◆ Instruction
Filter the records below and copy every line containing the word "caption".

** start Information provided **

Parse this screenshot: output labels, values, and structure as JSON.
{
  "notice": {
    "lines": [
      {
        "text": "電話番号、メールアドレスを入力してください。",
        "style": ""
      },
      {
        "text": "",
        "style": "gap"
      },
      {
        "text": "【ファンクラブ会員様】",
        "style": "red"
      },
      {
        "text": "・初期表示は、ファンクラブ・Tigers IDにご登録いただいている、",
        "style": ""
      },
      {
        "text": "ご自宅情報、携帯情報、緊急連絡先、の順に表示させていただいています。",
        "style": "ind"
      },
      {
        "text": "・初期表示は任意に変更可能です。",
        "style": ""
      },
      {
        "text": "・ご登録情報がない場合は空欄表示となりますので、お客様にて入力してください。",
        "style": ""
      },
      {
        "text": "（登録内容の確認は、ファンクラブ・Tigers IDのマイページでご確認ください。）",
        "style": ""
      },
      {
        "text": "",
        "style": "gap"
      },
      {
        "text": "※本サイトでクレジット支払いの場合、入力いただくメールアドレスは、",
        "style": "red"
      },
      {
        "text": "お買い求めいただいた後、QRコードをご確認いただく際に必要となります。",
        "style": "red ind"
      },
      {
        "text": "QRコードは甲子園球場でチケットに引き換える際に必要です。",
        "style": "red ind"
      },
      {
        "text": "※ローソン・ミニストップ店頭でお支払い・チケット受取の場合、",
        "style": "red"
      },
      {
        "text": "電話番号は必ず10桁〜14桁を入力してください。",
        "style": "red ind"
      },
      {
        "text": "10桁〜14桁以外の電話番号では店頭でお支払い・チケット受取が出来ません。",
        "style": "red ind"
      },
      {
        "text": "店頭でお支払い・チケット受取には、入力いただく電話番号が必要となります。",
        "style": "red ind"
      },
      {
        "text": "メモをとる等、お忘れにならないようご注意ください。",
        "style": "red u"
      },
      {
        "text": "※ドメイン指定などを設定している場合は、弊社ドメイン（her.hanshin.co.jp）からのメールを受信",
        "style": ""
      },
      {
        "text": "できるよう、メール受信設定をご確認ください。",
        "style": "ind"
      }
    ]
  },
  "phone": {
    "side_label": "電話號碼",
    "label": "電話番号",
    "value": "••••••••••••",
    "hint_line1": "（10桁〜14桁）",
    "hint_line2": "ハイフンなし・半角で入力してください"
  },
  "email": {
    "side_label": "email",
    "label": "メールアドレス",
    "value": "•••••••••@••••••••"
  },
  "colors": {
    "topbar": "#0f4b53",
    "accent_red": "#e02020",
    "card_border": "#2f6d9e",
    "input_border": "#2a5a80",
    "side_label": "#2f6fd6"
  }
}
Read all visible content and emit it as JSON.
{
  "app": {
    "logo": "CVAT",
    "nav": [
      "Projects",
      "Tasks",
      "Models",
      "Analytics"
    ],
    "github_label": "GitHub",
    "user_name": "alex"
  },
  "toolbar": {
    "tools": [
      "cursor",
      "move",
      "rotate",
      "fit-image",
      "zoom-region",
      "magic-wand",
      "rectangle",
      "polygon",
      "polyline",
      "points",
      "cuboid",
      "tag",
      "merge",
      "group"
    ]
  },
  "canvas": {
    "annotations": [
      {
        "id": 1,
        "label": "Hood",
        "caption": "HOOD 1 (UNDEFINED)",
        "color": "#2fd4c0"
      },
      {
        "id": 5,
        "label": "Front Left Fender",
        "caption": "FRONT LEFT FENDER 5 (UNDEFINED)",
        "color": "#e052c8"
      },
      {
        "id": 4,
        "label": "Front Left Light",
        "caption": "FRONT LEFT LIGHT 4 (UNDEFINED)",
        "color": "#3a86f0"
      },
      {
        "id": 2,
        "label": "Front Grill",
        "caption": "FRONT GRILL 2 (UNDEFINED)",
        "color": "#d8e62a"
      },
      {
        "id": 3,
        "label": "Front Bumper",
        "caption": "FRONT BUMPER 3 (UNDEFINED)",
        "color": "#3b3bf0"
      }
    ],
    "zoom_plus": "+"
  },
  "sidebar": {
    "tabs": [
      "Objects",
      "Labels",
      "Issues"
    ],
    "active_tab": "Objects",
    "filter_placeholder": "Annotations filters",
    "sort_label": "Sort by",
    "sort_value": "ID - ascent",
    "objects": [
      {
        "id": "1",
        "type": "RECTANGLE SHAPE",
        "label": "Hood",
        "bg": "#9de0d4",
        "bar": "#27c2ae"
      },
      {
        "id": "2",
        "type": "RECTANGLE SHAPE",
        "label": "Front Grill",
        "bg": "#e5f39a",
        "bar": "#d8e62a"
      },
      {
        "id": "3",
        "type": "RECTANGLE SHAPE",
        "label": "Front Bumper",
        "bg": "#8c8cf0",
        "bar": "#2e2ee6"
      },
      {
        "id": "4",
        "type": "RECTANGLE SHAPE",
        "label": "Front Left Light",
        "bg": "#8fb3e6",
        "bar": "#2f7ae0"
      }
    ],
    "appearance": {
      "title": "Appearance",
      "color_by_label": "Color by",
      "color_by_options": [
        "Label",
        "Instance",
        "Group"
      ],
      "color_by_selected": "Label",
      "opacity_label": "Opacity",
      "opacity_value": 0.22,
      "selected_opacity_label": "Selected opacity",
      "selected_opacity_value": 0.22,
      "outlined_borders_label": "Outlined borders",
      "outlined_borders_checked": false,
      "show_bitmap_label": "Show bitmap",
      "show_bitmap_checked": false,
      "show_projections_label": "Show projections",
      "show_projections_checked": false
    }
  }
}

** end Information provided **

◆ Output below
        "caption": "HOOD 1 (UNDEFINED)",
        "caption": "FRONT LEFT FENDER 5 (UNDEFINED)",
        "caption": "FRONT LEFT LIGHT 4 (UNDEFINED)",
        "caption": "FRONT GRILL 2 (UNDEFINED)",
        "caption": "FRONT BUMPER 3 (UNDEFINED)",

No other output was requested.